[Data listing]
/---
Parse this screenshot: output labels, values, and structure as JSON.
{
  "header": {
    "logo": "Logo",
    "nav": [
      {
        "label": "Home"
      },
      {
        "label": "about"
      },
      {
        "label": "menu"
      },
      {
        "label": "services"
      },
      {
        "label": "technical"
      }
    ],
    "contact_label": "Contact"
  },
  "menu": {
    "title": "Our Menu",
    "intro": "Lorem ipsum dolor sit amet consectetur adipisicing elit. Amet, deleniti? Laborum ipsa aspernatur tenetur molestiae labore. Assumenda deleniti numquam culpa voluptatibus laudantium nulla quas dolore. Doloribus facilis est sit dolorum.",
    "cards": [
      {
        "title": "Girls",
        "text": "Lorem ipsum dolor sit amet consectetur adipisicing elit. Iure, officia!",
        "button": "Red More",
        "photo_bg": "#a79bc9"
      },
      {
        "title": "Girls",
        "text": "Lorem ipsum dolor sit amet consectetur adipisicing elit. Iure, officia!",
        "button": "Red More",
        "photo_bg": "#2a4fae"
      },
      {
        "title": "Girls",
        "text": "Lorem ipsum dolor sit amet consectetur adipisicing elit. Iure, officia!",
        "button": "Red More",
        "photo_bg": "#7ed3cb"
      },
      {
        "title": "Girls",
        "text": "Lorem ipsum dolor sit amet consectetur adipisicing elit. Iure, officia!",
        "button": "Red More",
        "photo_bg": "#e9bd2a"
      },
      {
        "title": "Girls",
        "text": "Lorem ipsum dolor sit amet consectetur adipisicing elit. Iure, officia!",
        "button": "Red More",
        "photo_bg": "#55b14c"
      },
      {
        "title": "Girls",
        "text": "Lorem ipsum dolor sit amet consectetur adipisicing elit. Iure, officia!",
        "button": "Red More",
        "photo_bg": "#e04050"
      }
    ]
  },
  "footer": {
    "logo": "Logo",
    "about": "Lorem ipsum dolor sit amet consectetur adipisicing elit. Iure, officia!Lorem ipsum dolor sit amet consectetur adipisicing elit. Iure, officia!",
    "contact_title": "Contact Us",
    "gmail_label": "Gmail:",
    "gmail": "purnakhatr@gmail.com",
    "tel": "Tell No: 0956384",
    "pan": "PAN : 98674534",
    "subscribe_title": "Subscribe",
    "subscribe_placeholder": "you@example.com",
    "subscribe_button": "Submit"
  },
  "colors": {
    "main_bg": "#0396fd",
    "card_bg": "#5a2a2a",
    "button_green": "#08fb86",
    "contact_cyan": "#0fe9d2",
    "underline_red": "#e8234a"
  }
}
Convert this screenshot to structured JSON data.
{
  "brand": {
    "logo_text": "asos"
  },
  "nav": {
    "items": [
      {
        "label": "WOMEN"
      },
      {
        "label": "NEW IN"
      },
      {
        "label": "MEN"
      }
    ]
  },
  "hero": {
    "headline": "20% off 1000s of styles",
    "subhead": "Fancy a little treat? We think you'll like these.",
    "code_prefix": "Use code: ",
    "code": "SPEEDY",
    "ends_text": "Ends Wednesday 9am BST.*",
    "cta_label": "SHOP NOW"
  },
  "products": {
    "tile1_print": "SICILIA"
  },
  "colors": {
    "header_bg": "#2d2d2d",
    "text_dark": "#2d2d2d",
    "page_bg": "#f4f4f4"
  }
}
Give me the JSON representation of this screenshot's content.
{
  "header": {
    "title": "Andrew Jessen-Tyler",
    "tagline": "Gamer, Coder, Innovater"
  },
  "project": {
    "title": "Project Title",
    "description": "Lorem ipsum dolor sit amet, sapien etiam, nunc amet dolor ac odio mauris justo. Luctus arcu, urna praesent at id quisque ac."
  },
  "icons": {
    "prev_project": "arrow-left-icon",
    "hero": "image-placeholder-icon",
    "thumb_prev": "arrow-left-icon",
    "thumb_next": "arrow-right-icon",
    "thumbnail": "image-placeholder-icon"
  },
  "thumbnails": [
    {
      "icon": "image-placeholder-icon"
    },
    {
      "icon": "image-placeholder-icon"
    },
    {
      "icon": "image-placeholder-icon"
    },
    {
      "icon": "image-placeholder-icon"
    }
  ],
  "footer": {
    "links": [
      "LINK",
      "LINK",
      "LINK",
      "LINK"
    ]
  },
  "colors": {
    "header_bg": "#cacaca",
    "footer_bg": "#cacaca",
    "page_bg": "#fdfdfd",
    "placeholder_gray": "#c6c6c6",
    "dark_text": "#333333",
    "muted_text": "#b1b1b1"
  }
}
\---
> GIVEN TASK
Work out how many lines of the data above contain the string "screenshot" and give the number alone.

> FULL SOLUTION
3